- Available records -
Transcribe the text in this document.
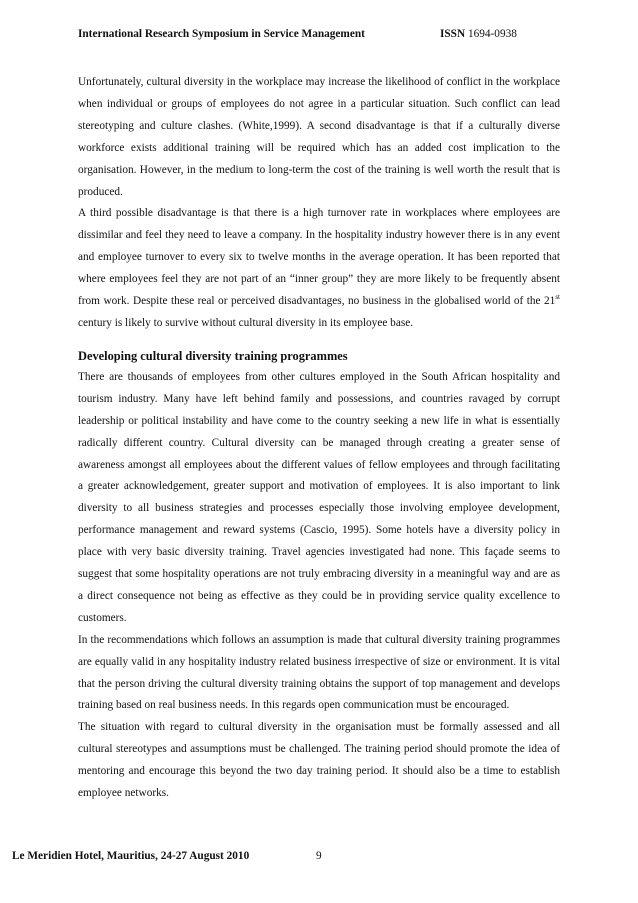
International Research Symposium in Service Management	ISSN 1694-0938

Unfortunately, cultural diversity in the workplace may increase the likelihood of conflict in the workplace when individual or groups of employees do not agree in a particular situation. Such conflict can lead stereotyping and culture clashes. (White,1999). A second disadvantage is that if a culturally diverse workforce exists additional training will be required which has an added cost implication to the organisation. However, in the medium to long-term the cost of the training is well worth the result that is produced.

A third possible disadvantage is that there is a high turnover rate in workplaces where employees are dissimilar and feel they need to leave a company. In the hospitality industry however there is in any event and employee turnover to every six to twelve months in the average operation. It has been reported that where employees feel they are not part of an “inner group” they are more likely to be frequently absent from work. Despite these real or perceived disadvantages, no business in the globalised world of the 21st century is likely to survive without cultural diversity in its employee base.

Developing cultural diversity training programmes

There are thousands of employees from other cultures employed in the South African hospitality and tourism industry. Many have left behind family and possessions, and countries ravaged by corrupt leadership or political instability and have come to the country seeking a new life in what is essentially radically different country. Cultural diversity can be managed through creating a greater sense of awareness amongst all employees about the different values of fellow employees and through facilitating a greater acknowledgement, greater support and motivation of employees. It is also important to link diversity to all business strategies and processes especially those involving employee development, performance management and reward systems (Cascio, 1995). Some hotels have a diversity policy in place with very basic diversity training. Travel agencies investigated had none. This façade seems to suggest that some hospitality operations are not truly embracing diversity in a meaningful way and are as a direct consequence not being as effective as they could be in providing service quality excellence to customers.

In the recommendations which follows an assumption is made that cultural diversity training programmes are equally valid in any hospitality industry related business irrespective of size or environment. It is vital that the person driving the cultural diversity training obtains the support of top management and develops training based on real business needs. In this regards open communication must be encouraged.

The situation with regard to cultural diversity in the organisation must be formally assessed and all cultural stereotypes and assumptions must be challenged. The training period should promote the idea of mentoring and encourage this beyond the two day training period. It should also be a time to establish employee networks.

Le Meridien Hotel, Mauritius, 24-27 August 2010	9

- Task statement -
Print every entry above again without changing a word, and omit the pictures.

- Answer to this exercise -
Transcribe the text in this document.
International Research Symposium in Service Management	ISSN 1694-0938

Unfortunately, cultural diversity in the workplace may increase the likelihood of conflict in the workplace when individual or groups of employees do not agree in a particular situation. Such conflict can lead stereotyping and culture clashes. (White,1999). A second disadvantage is that if a culturally diverse workforce exists additional training will be required which has an added cost implication to the organisation. However, in the medium to long-term the cost of the training is well worth the result that is produced.

A third possible disadvantage is that there is a high turnover rate in workplaces where employees are dissimilar and feel they need to leave a company. In the hospitality industry however there is in any event and employee turnover to every six to twelve months in the average operation. It has been reported that where employees feel they are not part of an “inner group” they are more likely to be frequently absent from work. Despite these real or perceived disadvantages, no business in the globalised world of the 21st century is likely to survive without cultural diversity in its employee base.

Developing cultural diversity training programmes

There are thousands of employees from other cultures employed in the South African hospitality and tourism industry. Many have left behind family and possessions, and countries ravaged by corrupt leadership or political instability and have come to the country seeking a new life in what is essentially radically different country. Cultural diversity can be managed through creating a greater sense of awareness amongst all employees about the different values of fellow employees and through facilitating a greater acknowledgement, greater support and motivation of employees. It is also important to link diversity to all business strategies and processes especially those involving employee development, performance management and reward systems (Cascio, 1995). Some hotels have a diversity policy in place with very basic diversity training. Travel agencies investigated had none. This façade seems to suggest that some hospitality operations are not truly embracing diversity in a meaningful way and are as a direct consequence not being as effective as they could be in providing service quality excellence to customers.

In the recommendations which follows an assumption is made that cultural diversity training programmes are equally valid in any hospitality industry related business irrespective of size or environment. It is vital that the person driving the cultural diversity training obtains the support of top management and develops training based on real business needs. In this regards open communication must be encouraged.

The situation with regard to cultural diversity in the organisation must be formally assessed and all cultural stereotypes and assumptions must be challenged. The training period should promote the idea of mentoring and encourage this beyond the two day training period. It should also be a time to establish employee networks.

Le Meridien Hotel, Mauritius, 24-27 August 2010	9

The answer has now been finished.